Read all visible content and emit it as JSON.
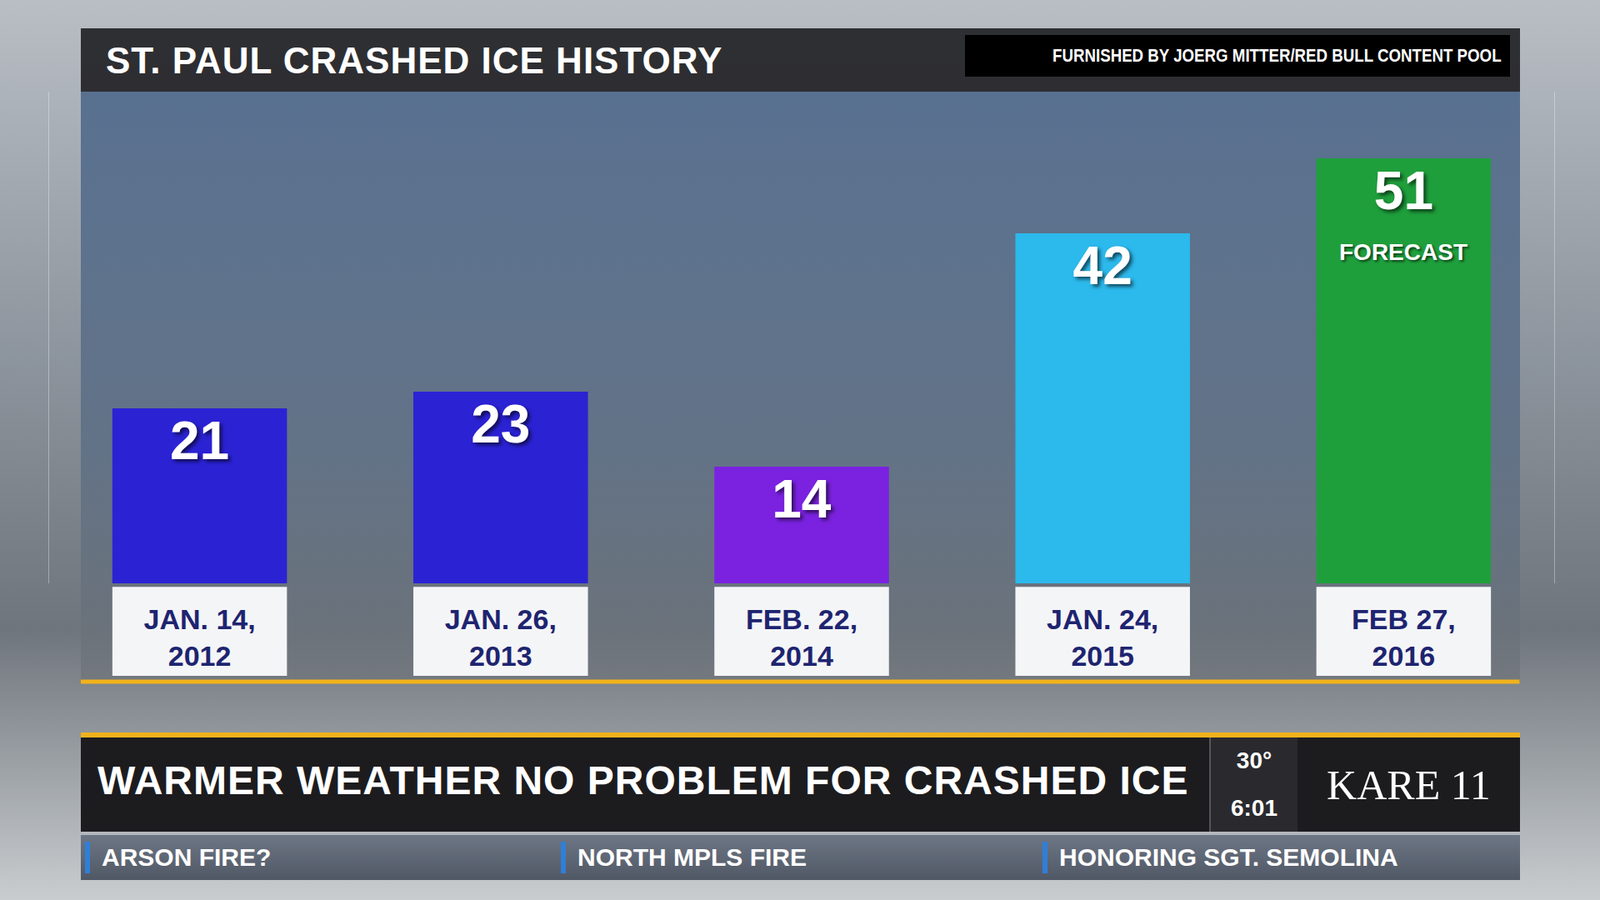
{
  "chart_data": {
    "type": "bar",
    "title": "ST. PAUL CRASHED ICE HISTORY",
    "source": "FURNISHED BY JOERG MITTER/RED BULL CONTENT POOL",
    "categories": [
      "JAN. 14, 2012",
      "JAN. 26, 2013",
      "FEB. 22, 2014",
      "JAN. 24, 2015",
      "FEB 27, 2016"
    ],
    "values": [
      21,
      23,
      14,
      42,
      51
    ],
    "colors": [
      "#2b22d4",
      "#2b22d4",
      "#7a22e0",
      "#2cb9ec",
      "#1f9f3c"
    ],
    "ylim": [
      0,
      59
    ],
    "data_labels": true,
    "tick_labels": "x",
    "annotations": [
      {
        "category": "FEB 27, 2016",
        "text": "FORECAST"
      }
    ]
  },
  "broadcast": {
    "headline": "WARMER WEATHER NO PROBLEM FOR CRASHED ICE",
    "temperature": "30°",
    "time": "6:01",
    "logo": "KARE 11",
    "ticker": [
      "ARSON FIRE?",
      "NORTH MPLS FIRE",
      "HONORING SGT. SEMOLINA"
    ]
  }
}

::::::::

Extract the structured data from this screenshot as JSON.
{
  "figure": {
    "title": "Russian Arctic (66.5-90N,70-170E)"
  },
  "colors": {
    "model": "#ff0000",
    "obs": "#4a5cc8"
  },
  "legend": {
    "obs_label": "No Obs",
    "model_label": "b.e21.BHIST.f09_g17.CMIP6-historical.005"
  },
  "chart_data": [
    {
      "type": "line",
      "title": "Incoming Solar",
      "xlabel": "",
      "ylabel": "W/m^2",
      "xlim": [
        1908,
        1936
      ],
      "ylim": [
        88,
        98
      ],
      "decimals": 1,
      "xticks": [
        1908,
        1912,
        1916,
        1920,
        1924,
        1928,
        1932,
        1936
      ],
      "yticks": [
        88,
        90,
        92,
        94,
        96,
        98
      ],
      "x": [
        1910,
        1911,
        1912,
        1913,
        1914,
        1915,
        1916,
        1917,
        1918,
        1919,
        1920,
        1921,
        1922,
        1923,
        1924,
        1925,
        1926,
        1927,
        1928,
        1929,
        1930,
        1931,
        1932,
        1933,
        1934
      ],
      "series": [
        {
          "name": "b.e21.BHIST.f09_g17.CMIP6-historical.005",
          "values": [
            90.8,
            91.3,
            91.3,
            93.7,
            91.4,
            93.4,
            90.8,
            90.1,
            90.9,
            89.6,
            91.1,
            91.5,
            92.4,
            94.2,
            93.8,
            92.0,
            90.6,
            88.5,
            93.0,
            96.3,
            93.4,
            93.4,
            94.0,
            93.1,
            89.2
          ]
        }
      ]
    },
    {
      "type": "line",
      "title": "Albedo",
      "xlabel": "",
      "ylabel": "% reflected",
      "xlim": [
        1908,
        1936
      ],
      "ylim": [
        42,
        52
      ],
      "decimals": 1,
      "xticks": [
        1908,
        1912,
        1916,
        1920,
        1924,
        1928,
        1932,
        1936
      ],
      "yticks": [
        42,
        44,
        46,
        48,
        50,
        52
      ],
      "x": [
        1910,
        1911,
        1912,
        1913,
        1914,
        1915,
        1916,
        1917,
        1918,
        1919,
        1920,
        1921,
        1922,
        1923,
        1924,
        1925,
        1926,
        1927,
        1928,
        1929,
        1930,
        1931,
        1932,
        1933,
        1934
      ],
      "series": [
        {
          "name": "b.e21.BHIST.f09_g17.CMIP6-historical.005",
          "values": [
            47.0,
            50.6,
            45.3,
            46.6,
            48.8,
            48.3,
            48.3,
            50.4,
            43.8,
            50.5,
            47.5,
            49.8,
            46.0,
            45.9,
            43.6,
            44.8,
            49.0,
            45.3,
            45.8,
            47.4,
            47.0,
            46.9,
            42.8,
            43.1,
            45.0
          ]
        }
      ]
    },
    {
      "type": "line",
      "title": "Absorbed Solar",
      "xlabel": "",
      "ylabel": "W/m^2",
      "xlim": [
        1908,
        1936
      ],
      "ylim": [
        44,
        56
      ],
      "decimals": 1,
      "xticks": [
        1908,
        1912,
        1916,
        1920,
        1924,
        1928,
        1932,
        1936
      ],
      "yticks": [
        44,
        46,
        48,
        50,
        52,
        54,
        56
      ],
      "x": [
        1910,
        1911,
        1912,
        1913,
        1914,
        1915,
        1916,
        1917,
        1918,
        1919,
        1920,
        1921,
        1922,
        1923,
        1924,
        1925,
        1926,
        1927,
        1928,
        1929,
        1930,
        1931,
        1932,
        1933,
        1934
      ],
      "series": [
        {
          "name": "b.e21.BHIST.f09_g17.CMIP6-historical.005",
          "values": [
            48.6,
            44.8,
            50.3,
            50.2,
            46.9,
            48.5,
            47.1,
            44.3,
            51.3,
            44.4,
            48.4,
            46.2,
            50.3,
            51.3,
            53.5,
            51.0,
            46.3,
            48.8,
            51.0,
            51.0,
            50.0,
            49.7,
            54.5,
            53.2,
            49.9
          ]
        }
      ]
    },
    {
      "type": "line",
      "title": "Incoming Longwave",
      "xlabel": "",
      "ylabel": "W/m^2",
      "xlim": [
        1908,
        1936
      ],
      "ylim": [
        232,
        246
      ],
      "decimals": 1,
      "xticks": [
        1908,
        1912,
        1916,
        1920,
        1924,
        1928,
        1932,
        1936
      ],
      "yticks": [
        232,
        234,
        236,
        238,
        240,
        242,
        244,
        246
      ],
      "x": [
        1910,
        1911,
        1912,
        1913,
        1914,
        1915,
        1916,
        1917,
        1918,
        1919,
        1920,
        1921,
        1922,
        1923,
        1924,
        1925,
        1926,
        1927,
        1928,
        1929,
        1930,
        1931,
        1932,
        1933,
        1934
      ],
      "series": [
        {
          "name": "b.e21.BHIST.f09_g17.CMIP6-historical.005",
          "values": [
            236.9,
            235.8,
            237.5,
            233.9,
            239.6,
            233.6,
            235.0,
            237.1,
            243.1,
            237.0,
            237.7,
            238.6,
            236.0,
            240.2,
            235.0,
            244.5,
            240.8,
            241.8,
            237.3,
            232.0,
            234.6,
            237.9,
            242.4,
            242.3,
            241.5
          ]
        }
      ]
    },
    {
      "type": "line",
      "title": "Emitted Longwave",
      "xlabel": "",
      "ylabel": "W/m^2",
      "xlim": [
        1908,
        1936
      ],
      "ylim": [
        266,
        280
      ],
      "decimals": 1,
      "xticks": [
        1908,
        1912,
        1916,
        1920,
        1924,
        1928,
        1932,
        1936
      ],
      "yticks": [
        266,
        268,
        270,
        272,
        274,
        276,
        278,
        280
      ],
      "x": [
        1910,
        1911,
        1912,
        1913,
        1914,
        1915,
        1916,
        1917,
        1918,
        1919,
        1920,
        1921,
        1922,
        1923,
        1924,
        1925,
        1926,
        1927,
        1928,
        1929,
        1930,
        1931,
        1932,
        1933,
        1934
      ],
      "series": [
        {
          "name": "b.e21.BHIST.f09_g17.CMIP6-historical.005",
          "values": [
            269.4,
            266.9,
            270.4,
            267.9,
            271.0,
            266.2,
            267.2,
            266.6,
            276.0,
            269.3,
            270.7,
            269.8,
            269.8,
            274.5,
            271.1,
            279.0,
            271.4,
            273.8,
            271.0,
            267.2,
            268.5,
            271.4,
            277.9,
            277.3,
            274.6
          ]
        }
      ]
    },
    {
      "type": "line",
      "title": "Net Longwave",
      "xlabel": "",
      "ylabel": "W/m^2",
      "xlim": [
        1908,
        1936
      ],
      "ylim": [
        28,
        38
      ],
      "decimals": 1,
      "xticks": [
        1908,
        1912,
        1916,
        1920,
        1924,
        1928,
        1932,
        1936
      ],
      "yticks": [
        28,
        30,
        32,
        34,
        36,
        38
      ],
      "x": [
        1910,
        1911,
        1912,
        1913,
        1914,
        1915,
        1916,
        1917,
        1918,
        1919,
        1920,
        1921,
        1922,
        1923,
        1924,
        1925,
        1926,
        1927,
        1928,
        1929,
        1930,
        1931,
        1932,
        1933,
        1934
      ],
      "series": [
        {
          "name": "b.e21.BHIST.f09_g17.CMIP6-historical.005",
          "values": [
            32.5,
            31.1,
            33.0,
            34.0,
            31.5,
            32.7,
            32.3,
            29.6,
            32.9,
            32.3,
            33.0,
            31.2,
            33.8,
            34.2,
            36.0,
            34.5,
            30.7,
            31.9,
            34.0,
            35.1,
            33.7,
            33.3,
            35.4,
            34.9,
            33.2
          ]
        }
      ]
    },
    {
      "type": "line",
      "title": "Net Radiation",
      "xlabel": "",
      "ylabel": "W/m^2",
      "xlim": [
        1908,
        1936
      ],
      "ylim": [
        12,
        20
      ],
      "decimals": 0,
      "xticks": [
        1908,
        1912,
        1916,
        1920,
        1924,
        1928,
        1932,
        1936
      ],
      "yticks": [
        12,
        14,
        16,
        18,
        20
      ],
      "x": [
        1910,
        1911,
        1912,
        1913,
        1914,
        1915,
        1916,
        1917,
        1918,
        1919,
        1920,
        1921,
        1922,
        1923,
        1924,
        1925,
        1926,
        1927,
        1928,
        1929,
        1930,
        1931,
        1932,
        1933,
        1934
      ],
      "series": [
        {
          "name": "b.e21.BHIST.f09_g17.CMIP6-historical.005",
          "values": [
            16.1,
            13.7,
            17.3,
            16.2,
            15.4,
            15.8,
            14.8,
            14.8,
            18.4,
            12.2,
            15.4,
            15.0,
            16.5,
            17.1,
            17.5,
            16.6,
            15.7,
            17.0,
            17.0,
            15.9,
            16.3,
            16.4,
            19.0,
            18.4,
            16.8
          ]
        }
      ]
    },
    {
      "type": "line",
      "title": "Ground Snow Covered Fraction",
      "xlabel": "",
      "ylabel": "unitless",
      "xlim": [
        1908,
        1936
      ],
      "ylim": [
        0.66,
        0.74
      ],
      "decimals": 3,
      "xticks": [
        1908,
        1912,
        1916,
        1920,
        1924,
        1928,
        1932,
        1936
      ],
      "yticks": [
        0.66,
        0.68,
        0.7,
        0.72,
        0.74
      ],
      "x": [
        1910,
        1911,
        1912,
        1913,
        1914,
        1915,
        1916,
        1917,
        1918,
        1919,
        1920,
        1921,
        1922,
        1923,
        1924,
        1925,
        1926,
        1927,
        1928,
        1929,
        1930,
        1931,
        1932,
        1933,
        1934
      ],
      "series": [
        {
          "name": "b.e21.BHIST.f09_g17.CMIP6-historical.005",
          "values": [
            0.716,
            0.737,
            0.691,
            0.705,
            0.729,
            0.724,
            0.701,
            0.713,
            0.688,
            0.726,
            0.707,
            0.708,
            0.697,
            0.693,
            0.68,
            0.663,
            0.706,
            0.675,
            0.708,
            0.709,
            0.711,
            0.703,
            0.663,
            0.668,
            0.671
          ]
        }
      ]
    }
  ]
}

::::::::

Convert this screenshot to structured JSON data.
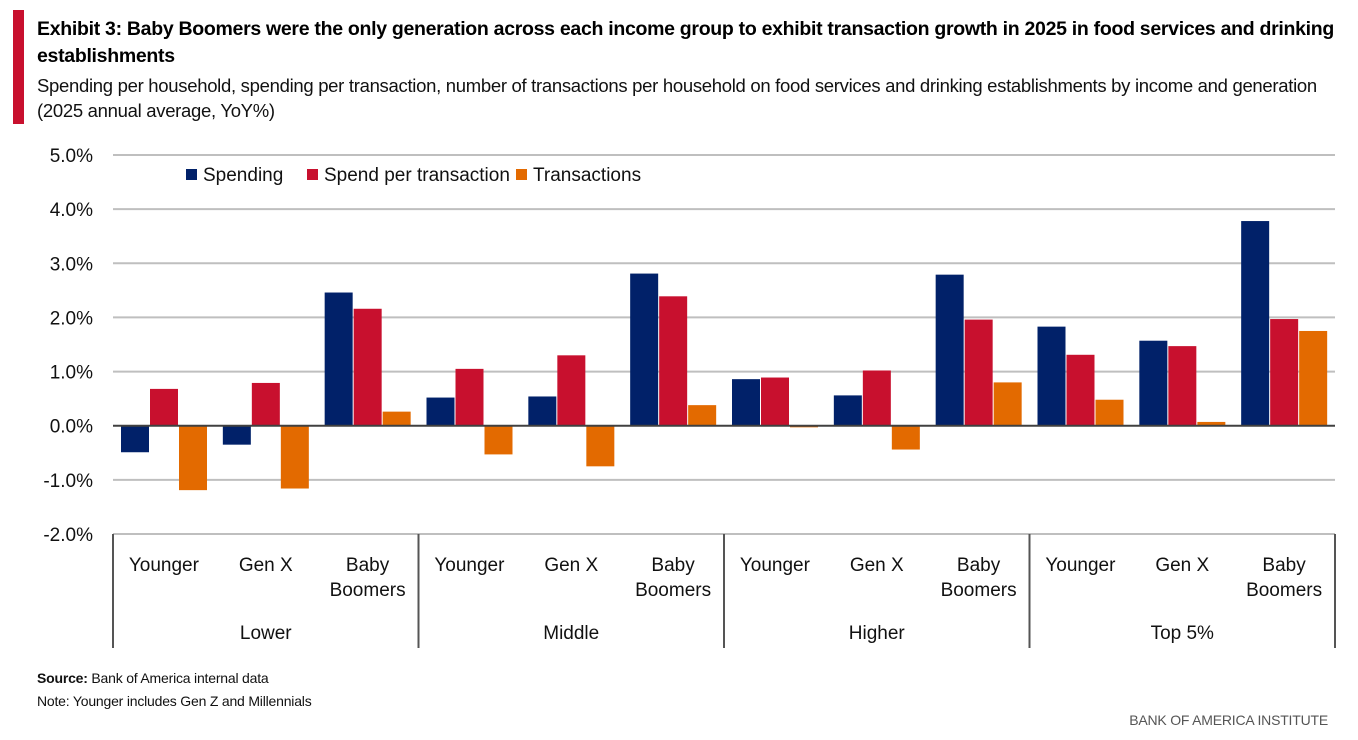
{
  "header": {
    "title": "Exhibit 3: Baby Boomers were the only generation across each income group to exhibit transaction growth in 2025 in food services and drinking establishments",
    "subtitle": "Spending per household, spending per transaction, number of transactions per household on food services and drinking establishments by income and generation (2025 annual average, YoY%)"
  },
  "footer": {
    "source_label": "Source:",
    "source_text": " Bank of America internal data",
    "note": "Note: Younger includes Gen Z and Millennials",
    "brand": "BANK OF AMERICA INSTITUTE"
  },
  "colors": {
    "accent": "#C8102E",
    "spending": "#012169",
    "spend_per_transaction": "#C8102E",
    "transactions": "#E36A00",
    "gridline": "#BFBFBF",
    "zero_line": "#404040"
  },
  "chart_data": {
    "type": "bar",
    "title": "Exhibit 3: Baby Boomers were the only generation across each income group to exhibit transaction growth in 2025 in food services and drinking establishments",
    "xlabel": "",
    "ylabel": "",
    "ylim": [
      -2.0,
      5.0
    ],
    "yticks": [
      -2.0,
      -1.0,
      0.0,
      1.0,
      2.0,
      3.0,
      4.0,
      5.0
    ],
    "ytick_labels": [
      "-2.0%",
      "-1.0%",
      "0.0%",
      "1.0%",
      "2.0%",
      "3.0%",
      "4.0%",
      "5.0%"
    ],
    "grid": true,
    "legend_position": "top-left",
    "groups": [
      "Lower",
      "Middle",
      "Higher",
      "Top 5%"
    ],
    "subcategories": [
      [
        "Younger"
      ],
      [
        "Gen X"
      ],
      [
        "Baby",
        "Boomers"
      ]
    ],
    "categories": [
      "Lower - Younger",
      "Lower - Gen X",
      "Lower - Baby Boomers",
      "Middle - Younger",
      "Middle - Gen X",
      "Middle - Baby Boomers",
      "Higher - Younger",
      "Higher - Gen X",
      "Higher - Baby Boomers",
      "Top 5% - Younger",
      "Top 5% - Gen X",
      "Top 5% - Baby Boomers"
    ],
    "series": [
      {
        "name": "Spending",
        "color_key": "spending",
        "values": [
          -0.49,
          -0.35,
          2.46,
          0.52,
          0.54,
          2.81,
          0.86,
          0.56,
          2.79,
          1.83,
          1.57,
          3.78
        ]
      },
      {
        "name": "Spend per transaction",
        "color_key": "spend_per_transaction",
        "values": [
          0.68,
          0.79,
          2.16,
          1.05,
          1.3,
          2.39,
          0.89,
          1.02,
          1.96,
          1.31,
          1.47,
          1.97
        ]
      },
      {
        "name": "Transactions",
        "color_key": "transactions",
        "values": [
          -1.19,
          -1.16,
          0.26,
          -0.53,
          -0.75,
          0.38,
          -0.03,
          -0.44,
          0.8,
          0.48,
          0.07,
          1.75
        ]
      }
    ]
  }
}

::::::::

▶ WHAT YOU WILL DO:
Look through the data above. Each line containing the word "CRASHED" needs to be copied.

▶ EXERCISE OUTPUT:
    "title": "ST. PAUL CRASHED ICE HISTORY",
    "headline": "WARMER WEATHER NO PROBLEM FOR CRASHED ICE",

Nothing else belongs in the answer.